■ **DIRECTIONS FOR THIS TASK**: Find the line that contains "Output the text content of this document." and print it and every line after it, exactly, please.

>>>

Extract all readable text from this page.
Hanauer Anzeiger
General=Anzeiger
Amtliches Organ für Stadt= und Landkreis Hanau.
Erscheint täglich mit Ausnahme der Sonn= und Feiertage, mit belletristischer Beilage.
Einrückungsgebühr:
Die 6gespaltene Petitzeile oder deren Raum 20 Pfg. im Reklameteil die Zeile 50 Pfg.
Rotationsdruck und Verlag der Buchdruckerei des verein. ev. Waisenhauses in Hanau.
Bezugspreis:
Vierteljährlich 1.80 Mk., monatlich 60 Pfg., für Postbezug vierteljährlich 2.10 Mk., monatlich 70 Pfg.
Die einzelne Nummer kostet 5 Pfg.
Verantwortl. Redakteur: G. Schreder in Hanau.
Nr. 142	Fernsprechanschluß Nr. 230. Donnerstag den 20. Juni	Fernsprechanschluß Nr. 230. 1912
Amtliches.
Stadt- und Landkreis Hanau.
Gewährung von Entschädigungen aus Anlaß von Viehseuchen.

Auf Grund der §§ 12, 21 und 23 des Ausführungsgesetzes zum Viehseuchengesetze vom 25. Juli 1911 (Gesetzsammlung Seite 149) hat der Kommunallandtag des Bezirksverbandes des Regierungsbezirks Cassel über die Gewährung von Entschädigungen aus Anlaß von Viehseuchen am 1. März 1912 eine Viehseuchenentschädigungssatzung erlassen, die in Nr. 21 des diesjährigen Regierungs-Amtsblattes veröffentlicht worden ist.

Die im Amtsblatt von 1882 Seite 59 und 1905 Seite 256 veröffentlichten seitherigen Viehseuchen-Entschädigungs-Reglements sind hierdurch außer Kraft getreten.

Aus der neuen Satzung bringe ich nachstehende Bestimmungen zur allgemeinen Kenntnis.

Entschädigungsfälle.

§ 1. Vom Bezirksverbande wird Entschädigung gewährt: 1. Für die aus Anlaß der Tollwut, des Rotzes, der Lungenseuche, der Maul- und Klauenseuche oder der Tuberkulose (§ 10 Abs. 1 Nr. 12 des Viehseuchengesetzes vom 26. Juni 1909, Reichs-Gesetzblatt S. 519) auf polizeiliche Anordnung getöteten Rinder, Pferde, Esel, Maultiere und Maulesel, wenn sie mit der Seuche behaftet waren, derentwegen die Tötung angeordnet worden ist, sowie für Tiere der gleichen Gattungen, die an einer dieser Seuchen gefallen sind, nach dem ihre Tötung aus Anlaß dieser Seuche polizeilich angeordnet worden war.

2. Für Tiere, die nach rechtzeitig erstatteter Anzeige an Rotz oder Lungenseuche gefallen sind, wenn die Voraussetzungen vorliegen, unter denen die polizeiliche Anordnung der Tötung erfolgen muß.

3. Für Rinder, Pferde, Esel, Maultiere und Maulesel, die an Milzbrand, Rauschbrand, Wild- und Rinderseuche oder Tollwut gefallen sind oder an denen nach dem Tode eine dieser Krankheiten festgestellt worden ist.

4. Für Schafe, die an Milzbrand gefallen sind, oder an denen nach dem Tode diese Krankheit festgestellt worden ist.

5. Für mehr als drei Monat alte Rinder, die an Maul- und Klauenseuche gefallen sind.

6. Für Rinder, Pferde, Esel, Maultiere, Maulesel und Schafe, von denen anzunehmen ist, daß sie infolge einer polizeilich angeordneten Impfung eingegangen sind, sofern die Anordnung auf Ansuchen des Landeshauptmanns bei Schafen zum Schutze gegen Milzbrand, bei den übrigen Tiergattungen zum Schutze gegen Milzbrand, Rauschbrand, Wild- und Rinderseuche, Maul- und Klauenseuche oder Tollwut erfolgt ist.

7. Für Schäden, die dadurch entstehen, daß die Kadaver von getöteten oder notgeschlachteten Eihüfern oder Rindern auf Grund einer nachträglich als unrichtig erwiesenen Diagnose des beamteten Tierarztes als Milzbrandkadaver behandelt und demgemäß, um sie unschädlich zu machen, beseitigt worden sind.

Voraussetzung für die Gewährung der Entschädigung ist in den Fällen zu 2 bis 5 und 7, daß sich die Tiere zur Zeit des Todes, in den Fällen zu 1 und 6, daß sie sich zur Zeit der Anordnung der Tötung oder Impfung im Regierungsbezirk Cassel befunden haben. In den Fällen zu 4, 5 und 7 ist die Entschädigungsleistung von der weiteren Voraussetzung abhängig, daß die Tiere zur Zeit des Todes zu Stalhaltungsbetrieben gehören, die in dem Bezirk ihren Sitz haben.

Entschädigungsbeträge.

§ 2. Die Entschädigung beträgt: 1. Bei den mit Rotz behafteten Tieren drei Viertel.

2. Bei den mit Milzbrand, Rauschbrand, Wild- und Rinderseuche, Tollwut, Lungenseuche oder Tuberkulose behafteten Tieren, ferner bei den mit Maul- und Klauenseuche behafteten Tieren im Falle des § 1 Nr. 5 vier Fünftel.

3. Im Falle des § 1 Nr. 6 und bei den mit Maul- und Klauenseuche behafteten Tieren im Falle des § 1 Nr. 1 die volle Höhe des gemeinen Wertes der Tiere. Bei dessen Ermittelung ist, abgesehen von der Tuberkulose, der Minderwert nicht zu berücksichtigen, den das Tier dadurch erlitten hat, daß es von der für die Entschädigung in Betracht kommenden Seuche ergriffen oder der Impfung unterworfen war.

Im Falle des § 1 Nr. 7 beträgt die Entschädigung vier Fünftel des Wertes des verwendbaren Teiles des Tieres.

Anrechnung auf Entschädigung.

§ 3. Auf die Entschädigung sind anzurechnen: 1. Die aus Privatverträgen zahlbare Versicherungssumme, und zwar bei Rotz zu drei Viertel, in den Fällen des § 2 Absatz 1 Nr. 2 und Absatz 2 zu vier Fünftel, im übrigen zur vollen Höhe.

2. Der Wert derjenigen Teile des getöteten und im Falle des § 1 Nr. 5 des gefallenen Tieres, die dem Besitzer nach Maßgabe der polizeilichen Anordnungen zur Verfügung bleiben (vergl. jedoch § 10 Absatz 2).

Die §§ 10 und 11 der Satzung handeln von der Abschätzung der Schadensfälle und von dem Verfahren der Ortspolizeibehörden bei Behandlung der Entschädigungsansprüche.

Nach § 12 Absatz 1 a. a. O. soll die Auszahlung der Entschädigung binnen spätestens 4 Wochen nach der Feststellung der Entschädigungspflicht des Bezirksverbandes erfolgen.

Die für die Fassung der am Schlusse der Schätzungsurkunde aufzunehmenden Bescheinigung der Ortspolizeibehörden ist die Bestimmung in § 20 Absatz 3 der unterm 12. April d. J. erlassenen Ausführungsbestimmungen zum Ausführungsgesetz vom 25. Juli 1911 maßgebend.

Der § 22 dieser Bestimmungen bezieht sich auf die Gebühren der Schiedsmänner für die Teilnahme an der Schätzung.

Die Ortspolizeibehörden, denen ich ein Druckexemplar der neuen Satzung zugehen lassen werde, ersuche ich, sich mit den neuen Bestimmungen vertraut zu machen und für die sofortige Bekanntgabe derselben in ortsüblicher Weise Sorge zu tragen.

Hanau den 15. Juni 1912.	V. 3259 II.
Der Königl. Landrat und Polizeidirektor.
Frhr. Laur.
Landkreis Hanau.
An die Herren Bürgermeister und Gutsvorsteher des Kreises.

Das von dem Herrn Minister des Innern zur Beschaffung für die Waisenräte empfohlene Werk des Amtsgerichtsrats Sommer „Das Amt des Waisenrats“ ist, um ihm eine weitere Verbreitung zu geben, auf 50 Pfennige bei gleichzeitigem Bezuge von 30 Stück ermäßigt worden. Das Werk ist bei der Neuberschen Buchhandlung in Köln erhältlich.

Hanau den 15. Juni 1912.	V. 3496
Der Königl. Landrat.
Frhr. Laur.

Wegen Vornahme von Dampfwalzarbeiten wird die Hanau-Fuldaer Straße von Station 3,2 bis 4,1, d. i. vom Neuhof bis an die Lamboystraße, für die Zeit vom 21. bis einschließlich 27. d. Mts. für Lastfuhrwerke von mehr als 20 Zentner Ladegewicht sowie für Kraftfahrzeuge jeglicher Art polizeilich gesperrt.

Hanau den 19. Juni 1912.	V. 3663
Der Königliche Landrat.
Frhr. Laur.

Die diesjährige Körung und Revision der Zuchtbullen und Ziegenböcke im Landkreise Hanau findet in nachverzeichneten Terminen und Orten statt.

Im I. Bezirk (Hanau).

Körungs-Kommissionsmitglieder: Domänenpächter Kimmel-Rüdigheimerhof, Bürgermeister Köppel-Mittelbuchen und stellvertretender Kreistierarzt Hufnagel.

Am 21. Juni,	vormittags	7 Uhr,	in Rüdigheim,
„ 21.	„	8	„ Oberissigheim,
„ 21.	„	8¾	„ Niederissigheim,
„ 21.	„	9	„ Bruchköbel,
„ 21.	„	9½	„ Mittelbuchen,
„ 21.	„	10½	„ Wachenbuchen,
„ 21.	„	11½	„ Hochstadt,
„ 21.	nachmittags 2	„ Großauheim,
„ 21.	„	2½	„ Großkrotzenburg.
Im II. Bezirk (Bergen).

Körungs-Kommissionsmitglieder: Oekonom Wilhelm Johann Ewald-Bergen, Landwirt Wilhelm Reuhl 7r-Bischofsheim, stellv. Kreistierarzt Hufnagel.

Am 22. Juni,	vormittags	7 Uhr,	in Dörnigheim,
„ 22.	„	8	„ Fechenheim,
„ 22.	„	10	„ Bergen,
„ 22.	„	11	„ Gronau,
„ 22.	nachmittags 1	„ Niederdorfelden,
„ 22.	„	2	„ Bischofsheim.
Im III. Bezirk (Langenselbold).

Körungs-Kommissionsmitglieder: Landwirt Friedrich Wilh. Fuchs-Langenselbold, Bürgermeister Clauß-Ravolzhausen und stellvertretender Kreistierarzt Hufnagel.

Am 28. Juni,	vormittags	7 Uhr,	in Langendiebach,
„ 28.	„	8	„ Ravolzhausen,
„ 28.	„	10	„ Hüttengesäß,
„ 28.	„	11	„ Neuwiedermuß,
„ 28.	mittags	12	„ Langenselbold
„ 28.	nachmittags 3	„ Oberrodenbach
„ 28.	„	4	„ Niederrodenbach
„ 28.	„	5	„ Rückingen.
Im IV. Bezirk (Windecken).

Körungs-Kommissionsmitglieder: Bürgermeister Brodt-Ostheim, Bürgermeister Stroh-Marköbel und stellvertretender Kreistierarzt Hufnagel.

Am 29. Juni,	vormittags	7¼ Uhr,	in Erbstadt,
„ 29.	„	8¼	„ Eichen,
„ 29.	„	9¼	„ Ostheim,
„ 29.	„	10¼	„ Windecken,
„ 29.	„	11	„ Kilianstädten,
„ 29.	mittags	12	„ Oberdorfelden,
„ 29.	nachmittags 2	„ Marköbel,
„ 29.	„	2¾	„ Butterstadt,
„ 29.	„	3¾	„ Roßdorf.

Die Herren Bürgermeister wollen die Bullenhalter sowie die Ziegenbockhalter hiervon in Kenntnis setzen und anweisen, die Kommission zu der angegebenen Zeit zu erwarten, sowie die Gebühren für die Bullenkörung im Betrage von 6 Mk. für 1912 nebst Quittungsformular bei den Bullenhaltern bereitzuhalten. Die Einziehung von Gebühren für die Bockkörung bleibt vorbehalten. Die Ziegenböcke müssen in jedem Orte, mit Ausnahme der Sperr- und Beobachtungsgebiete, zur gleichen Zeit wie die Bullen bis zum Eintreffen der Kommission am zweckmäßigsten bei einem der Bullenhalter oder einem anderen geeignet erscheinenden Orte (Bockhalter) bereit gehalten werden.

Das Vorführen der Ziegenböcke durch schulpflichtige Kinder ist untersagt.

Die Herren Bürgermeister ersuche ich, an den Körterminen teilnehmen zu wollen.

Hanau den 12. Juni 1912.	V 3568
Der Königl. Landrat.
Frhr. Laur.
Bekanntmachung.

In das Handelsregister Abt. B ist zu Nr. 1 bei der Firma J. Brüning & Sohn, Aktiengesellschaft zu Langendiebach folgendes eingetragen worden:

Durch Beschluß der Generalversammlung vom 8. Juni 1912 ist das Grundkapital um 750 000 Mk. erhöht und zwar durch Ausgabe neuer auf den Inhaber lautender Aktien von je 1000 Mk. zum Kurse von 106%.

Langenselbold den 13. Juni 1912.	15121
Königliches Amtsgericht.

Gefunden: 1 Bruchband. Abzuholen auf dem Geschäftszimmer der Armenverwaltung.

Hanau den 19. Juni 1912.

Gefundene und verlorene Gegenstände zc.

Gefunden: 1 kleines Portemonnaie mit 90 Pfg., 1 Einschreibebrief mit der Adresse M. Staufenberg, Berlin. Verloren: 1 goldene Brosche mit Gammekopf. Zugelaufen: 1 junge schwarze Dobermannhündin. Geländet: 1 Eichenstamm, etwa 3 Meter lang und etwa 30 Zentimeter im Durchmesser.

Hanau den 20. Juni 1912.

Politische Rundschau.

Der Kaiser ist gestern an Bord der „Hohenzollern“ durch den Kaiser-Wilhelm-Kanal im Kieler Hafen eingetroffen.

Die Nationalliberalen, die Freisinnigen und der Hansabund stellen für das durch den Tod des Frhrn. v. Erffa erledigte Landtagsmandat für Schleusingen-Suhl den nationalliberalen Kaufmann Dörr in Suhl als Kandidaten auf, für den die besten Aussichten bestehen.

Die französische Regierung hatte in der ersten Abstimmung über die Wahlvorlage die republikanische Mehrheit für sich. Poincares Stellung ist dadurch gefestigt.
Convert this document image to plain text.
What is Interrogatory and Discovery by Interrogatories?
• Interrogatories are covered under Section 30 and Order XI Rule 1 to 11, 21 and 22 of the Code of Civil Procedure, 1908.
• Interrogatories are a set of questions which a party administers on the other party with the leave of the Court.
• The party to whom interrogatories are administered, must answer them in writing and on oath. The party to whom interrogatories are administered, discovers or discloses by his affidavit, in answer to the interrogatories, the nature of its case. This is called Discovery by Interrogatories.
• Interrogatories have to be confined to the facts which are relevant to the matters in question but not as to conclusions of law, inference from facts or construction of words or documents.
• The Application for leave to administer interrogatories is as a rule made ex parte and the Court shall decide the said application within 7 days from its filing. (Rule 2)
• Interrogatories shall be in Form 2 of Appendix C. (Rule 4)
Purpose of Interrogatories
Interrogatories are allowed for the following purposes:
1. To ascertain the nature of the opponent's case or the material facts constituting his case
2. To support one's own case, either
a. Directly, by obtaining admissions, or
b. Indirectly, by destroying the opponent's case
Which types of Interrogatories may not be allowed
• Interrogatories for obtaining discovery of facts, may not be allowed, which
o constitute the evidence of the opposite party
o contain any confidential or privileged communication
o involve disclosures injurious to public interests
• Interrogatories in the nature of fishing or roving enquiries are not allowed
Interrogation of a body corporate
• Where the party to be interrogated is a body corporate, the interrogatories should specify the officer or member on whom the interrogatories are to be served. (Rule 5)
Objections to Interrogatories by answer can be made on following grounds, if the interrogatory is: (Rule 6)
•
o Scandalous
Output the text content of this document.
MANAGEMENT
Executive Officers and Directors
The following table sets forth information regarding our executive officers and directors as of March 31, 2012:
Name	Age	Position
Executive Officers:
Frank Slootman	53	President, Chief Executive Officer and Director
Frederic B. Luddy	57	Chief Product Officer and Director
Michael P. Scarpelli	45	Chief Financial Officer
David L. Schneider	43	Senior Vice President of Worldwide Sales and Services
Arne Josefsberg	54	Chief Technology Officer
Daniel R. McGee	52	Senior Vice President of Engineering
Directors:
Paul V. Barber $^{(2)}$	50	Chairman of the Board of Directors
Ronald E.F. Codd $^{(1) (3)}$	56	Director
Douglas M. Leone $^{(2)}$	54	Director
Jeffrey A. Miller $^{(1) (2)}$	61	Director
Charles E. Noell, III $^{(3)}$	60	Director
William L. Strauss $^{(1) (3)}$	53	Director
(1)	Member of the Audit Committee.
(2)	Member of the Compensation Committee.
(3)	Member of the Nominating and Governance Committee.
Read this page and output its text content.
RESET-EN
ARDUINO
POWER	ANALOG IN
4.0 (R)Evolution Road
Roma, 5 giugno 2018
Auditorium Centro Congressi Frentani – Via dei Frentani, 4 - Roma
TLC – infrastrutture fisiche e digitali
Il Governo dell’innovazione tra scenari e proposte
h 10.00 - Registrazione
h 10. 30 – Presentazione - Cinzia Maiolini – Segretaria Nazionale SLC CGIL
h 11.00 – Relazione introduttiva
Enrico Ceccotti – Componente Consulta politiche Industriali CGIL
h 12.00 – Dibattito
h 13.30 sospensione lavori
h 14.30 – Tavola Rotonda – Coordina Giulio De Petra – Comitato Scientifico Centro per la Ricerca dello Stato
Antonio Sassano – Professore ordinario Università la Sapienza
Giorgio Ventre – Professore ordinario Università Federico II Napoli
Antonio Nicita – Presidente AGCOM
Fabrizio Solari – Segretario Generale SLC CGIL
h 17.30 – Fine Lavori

<<<

■ **ANSWER TO THIS EXERCISE**:
Output the text content of this document.
MANAGEMENT
Executive Officers and Directors
The following table sets forth information regarding our executive officers and directors as of March 31, 2012:
Name	Age	Position
Executive Officers:
Frank Slootman	53	President, Chief Executive Officer and Director
Frederic B. Luddy	57	Chief Product Officer and Director
Michael P. Scarpelli	45	Chief Financial Officer
David L. Schneider	43	Senior Vice President of Worldwide Sales and Services
Arne Josefsberg	54	Chief Technology Officer
Daniel R. McGee	52	Senior Vice President of Engineering
Directors:
Paul V. Barber $^{(2)}$	50	Chairman of the Board of Directors
Ronald E.F. Codd $^{(1) (3)}$	56	Director
Douglas M. Leone $^{(2)}$	54	Director
Jeffrey A. Miller $^{(1) (2)}$	61	Director
Charles E. Noell, III $^{(3)}$	60	Director
William L. Strauss $^{(1) (3)}$	53	Director
(1)	Member of the Audit Committee.
(2)	Member of the Compensation Committee.
(3)	Member of the Nominating and Governance Committee.
Read this page and output its text content.
RESET-EN
ARDUINO
POWER	ANALOG IN
4.0 (R)Evolution Road
Roma, 5 giugno 2018
Auditorium Centro Congressi Frentani – Via dei Frentani, 4 - Roma
TLC – infrastrutture fisiche e digitali
Il Governo dell’innovazione tra scenari e proposte
h 10.00 - Registrazione
h 10. 30 – Presentazione - Cinzia Maiolini – Segretaria Nazionale SLC CGIL
h 11.00 – Relazione introduttiva
Enrico Ceccotti – Componente Consulta politiche Industriali CGIL
h 12.00 – Dibattito
h 13.30 sospensione lavori
h 14.30 – Tavola Rotonda – Coordina Giulio De Petra – Comitato Scientifico Centro per la Ricerca dello Stato
Antonio Sassano – Professore ordinario Università la Sapienza
Giorgio Ventre – Professore ordinario Università Federico II Napoli
Antonio Nicita – Presidente AGCOM
Fabrizio Solari – Segretario Generale SLC CGIL
h 17.30 – Fine Lavori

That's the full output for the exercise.